> **DATASET RECORDS**:

────────

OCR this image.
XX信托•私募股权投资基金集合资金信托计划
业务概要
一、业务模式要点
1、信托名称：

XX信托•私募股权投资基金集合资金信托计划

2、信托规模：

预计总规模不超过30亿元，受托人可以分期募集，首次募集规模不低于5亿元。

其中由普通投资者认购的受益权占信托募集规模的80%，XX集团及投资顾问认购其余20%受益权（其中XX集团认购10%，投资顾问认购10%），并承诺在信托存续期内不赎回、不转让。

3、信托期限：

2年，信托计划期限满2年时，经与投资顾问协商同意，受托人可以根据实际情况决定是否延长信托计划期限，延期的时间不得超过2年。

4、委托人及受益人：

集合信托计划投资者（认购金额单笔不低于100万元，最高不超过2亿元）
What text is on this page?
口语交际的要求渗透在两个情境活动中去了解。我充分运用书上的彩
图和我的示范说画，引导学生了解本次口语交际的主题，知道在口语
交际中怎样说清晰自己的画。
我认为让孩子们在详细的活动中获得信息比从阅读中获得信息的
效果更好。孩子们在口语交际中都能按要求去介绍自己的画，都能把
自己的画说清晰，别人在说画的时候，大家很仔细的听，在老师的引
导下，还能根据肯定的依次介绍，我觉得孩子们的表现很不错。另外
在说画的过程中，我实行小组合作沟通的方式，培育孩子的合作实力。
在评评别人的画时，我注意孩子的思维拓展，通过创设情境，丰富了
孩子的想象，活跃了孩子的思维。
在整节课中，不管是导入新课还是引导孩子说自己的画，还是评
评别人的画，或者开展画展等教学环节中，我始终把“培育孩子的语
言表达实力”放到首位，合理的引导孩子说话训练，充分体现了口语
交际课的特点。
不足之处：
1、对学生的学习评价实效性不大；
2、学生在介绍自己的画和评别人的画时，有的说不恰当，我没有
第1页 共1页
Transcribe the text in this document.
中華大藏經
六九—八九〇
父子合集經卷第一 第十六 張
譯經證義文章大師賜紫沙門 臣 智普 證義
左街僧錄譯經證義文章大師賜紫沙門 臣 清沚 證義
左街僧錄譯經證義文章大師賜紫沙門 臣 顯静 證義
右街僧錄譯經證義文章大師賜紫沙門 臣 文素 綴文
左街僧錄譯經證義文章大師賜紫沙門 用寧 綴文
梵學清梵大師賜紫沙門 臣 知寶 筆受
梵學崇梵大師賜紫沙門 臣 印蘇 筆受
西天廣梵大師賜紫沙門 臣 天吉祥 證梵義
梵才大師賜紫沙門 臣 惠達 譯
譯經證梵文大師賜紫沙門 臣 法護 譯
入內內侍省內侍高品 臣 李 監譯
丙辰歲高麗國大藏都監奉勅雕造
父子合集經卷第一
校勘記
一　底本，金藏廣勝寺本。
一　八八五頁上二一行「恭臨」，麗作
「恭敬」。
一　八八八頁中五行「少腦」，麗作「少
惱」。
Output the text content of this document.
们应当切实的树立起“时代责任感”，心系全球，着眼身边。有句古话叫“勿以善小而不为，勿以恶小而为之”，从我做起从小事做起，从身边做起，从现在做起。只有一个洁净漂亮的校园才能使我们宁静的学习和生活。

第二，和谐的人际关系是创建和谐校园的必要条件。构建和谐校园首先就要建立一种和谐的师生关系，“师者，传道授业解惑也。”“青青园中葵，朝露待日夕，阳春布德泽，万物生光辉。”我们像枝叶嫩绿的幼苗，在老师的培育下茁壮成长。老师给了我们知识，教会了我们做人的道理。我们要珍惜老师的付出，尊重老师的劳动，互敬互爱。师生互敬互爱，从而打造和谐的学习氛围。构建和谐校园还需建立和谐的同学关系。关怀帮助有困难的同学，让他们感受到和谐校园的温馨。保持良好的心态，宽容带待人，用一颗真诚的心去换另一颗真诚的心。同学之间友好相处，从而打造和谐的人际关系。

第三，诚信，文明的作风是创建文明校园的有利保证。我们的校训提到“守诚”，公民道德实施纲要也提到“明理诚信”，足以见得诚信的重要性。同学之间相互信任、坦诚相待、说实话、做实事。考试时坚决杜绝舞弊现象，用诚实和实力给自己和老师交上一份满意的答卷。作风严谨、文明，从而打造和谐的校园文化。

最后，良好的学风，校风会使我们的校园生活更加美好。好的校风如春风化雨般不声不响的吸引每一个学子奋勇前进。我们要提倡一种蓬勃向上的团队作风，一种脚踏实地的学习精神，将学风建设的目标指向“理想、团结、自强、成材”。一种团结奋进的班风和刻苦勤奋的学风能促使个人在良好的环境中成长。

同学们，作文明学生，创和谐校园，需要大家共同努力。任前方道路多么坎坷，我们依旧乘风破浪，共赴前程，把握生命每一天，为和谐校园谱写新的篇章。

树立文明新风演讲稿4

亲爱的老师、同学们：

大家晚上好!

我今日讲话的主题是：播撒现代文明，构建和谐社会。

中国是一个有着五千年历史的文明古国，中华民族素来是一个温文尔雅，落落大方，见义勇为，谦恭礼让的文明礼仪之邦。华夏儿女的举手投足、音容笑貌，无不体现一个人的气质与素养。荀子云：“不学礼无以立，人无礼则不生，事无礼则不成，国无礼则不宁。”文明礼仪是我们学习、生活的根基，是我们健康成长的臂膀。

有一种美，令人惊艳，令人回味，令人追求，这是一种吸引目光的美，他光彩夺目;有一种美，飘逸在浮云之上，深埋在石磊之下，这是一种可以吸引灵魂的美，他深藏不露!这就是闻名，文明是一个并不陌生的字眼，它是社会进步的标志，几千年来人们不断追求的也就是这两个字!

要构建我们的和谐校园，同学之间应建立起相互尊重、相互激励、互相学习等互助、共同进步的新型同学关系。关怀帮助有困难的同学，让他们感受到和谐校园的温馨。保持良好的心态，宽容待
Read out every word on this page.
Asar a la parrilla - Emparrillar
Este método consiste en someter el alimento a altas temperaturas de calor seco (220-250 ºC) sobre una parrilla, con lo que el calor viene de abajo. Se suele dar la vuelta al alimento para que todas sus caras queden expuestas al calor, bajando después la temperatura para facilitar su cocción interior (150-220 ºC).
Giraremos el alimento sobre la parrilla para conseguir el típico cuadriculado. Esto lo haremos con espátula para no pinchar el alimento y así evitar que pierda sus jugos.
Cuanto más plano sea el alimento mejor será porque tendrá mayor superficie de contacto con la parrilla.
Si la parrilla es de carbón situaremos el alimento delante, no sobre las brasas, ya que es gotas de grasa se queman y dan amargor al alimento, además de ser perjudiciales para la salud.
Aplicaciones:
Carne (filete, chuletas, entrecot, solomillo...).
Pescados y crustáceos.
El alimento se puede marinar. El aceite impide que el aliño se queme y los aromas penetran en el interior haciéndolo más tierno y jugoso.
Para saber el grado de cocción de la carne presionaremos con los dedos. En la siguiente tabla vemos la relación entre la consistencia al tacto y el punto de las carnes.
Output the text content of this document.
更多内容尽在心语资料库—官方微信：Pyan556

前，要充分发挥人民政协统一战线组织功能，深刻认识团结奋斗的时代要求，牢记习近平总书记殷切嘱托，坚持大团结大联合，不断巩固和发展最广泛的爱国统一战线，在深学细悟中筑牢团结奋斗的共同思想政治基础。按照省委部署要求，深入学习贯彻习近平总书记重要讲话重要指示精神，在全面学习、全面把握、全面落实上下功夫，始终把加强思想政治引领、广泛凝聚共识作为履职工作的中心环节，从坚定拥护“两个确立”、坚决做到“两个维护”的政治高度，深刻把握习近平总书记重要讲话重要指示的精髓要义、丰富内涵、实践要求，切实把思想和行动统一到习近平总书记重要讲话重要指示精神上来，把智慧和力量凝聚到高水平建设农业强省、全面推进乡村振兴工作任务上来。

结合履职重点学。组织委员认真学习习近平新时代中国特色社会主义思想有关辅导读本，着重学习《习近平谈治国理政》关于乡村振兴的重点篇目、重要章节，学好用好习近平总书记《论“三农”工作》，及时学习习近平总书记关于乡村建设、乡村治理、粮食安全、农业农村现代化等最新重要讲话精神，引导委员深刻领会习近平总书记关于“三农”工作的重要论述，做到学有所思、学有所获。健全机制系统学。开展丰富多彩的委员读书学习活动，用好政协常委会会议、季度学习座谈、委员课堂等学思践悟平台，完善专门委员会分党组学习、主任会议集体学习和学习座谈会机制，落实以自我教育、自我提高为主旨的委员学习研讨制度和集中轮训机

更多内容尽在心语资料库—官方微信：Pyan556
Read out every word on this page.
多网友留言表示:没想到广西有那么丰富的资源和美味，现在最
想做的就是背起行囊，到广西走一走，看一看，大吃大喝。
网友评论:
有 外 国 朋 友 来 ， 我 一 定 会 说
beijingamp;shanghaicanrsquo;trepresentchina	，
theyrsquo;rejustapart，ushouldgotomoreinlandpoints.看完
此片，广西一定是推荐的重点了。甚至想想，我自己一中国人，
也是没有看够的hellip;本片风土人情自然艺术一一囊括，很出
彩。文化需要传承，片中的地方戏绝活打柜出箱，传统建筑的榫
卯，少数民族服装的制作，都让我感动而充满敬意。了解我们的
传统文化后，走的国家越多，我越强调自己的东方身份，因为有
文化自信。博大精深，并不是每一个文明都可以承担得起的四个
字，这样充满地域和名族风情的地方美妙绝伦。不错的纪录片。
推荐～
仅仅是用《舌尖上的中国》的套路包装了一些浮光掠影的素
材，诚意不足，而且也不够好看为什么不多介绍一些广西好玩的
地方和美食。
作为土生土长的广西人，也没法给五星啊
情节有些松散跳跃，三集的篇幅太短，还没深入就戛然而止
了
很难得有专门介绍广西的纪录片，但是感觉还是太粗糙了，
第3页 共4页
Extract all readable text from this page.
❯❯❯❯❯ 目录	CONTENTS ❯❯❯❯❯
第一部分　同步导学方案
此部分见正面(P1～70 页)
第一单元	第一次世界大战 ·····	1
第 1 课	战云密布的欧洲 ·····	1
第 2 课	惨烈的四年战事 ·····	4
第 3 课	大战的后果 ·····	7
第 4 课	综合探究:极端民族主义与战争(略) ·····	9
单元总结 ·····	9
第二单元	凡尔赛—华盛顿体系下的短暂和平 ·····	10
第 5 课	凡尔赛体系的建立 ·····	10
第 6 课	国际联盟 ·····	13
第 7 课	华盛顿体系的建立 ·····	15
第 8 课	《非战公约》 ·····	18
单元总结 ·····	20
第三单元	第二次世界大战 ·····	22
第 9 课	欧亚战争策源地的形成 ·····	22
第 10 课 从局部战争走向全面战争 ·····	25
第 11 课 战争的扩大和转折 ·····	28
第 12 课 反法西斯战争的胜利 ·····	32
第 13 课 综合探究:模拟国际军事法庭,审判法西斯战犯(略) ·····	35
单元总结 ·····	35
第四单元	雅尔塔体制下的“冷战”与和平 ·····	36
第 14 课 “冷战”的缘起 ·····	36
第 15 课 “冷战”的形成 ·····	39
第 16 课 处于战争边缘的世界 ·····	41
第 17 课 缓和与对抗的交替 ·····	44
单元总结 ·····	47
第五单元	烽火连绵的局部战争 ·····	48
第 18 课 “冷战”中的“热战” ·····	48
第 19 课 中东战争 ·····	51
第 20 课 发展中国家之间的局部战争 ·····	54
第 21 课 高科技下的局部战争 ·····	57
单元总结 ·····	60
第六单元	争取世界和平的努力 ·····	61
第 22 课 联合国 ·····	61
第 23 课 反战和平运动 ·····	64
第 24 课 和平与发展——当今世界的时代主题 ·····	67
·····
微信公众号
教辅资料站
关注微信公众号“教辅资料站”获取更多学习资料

────────

> **WRITTEN TASK**: Among the entries above, how many lines include the word "左街僧錄譯經證義文章大師賜紫沙門"? Give the number with no comment.

> **RESULT**: 3